WHAT IS ASKED :: Print the entries below word for word; the pictures stay out of your copy.

SUPPLIED MATERIAL ::
◆ ◆ ◆ ◆ ◆
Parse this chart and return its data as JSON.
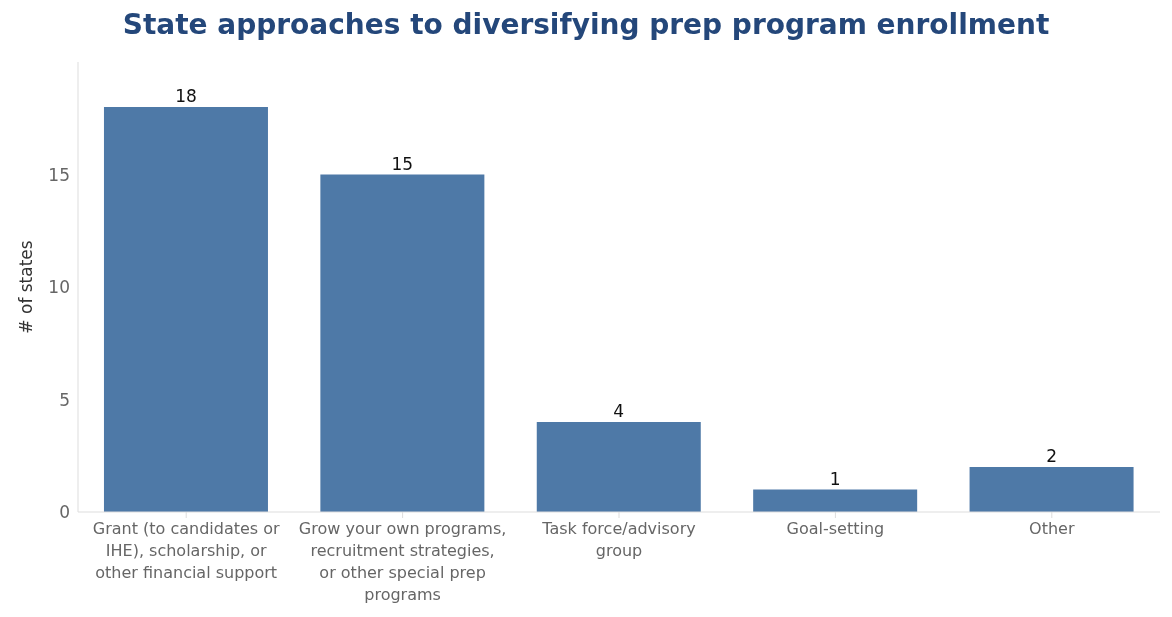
{
  "chart_data": {
    "type": "bar",
    "title": "State approaches to diversifying prep program enrollment",
    "ylabel": "# of states",
    "categories": [
      "Grant (to candidates or IHE), scholarship, or other financial support",
      "Grow your own programs, recruitment strategies, or other special prep programs",
      "Task force/advisory group",
      "Goal-setting",
      "Other"
    ],
    "values": [
      18,
      15,
      4,
      1,
      2
    ],
    "color": "#4e79a7",
    "ylim": [
      0,
      20
    ],
    "yticks": [
      0,
      5,
      10,
      15
    ],
    "data_labels": true,
    "grid": false
  }
}
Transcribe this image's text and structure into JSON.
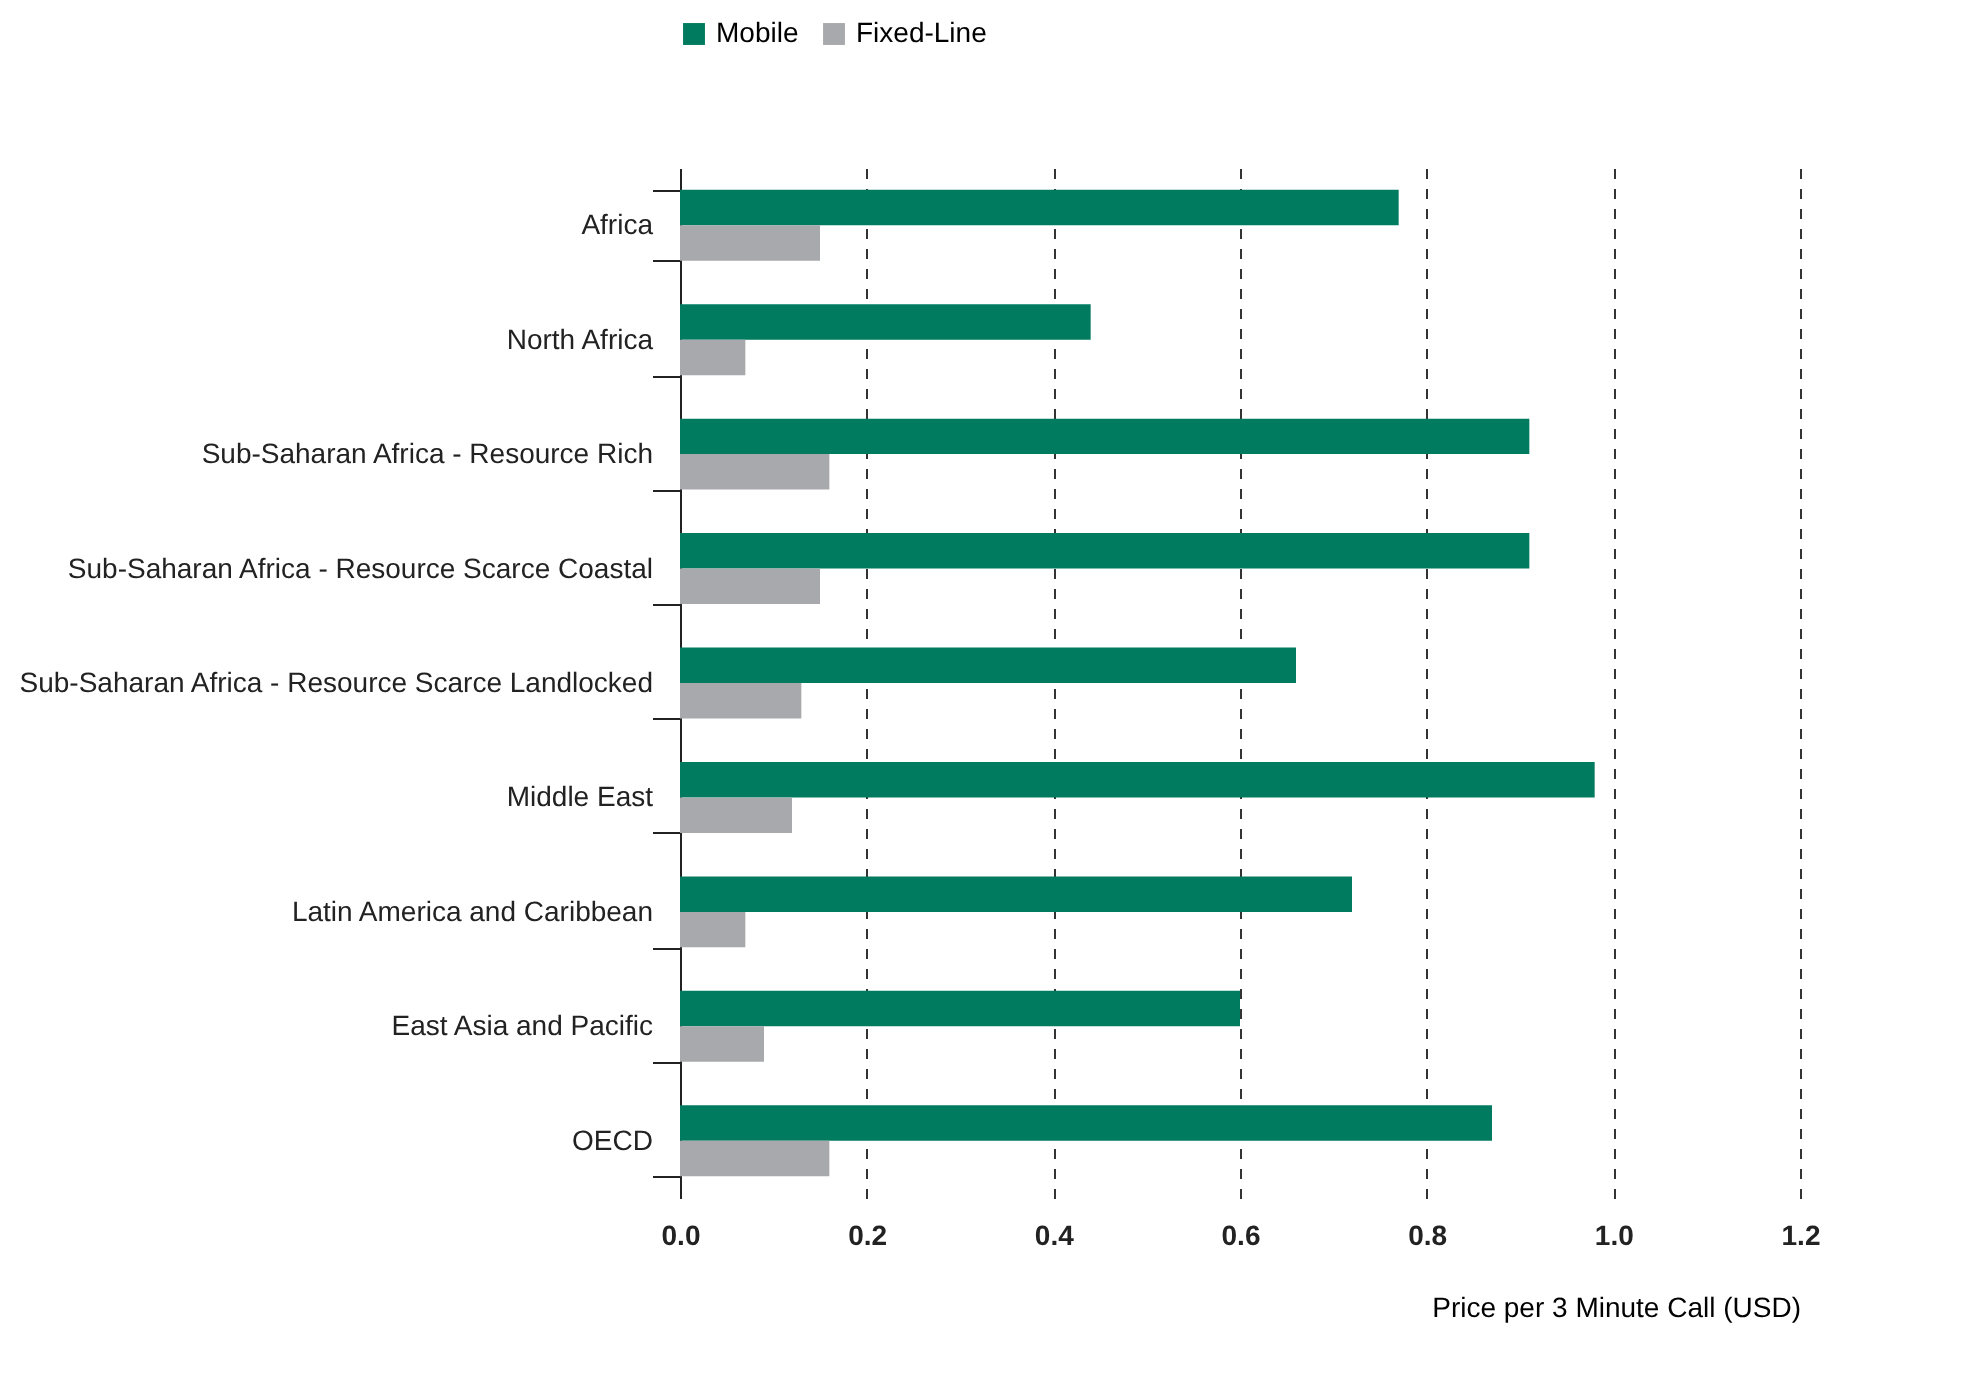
◆ ◆ ◆ ◆ ◆
RESULT OF THE TASK ::
Parse this chart and return its data as JSON.
{
  "chart_data": {
    "type": "bar",
    "title": "State approaches to diversifying prep program enrollment",
    "ylabel": "# of states",
    "categories": [
      "Grant (to candidates or IHE), scholarship, or other financial support",
      "Grow your own programs, recruitment strategies, or other special prep programs",
      "Task force/advisory group",
      "Goal-setting",
      "Other"
    ],
    "values": [
      18,
      15,
      4,
      1,
      2
    ],
    "color": "#4e79a7",
    "ylim": [
      0,
      20
    ],
    "yticks": [
      0,
      5,
      10,
      15
    ],
    "data_labels": true,
    "grid": false
  }
}
Transcribe this image's text and structure into JSON.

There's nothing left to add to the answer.